> [What is needed]
Scan the records and identify every line in which the string "this" occurs, then return those lines.

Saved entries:
== == ==

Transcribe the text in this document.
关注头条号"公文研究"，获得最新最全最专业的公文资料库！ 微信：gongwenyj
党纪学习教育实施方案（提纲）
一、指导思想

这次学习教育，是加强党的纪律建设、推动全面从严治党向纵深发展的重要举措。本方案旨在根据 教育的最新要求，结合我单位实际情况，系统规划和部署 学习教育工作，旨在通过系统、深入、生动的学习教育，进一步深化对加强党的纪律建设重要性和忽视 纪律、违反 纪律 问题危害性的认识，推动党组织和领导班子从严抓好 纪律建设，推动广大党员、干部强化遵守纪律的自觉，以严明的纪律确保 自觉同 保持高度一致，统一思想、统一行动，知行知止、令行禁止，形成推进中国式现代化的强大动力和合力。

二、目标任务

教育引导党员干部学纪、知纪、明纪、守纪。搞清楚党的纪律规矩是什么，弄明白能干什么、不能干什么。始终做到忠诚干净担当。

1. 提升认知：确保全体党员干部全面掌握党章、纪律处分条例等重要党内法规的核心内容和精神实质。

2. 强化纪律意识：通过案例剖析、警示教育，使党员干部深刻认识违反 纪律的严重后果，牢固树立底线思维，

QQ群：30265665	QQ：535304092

== == ==

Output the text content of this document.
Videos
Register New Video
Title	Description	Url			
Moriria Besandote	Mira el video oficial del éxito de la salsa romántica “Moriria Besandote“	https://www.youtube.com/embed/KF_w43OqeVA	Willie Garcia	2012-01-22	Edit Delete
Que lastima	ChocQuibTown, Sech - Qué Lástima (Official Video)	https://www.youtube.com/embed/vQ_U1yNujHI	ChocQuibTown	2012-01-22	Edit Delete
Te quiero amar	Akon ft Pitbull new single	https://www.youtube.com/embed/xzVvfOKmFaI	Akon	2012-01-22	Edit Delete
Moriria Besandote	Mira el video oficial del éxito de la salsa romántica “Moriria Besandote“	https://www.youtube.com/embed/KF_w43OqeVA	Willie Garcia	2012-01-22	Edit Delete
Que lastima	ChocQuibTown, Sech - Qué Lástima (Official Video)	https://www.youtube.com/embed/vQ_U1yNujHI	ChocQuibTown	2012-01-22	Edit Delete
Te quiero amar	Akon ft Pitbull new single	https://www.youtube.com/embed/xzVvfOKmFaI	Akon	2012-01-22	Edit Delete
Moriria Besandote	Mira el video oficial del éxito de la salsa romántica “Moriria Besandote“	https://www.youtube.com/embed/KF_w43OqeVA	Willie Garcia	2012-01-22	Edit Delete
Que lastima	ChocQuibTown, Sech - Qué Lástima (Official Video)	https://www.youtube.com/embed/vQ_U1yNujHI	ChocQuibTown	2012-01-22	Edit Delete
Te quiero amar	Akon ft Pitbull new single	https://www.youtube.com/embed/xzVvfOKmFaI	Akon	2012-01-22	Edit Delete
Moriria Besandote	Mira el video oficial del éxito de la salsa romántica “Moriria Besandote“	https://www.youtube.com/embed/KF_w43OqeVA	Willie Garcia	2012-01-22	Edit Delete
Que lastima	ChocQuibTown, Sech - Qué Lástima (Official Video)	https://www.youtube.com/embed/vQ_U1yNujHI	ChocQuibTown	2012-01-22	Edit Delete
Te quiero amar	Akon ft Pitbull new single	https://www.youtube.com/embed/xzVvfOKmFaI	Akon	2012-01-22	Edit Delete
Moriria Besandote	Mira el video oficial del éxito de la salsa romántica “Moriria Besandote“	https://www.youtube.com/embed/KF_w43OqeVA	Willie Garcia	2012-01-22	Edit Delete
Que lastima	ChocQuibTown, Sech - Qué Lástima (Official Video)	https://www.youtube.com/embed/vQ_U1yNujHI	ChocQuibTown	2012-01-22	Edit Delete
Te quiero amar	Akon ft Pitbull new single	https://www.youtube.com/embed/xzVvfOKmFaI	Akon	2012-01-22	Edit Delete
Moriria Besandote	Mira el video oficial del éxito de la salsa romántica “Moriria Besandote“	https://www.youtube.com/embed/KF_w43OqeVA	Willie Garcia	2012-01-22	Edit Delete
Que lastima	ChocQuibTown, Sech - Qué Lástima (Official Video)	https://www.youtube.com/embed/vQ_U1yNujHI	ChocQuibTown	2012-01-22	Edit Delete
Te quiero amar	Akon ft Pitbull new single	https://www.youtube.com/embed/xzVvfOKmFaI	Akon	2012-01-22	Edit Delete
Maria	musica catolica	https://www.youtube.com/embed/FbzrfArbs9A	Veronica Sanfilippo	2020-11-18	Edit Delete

== == ==

> [Exercise response]
Transcribe the text in this document.
Output the text content of this document.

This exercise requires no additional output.